Task details =>
Your task is to print all of the material verbatim.
-=-=-=-=-
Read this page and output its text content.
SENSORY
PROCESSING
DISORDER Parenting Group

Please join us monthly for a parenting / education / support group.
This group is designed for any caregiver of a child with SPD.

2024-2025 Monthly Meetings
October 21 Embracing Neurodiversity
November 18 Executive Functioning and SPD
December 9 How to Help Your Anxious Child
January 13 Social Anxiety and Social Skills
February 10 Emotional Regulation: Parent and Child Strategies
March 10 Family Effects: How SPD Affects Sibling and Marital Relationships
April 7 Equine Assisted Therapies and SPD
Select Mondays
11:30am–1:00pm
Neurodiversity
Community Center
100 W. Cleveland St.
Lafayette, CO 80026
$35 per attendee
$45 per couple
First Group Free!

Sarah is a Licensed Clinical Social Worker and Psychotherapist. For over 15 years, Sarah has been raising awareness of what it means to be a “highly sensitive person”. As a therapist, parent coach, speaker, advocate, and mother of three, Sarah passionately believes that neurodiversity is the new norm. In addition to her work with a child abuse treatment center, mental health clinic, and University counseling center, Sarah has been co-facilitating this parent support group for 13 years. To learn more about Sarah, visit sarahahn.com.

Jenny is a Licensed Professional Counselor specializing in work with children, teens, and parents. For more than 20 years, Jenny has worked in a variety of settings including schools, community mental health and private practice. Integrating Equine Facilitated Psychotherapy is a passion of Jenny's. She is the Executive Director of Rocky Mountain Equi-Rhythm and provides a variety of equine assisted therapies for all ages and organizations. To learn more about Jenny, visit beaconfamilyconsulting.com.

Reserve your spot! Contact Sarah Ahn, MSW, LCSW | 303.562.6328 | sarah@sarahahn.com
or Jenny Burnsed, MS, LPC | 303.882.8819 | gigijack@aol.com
-=-=-=-=-
Output =>
Read this page and output its text content.
SENSORY
PROCESSING
DISORDER Parenting Group

Please join us monthly for a parenting / education / support group.
This group is designed for any caregiver of a child with SPD.

2024-2025 Monthly Meetings
October 21 Embracing Neurodiversity
November 18 Executive Functioning and SPD
December 9 How to Help Your Anxious Child
January 13 Social Anxiety and Social Skills
February 10 Emotional Regulation: Parent and Child Strategies
March 10 Family Effects: How SPD Affects Sibling and Marital Relationships
April 7 Equine Assisted Therapies and SPD
Select Mondays
11:30am–1:00pm
Neurodiversity
Community Center
100 W. Cleveland St.
Lafayette, CO 80026
$35 per attendee
$45 per couple
First Group Free!

Sarah is a Licensed Clinical Social Worker and Psychotherapist. For over 15 years, Sarah has been raising awareness of what it means to be a “highly sensitive person”. As a therapist, parent coach, speaker, advocate, and mother of three, Sarah passionately believes that neurodiversity is the new norm. In addition to her work with a child abuse treatment center, mental health clinic, and University counseling center, Sarah has been co-facilitating this parent support group for 13 years. To learn more about Sarah, visit sarahahn.com.

Jenny is a Licensed Professional Counselor specializing in work with children, teens, and parents. For more than 20 years, Jenny has worked in a variety of settings including schools, community mental health and private practice. Integrating Equine Facilitated Psychotherapy is a passion of Jenny's. She is the Executive Director of Rocky Mountain Equi-Rhythm and provides a variety of equine assisted therapies for all ages and organizations. To learn more about Jenny, visit beaconfamilyconsulting.com.

Reserve your spot! Contact Sarah Ahn, MSW, LCSW | 303.562.6328 | sarah@sarahahn.com
or Jenny Burnsed, MS, LPC | 303.882.8819 | gigijack@aol.com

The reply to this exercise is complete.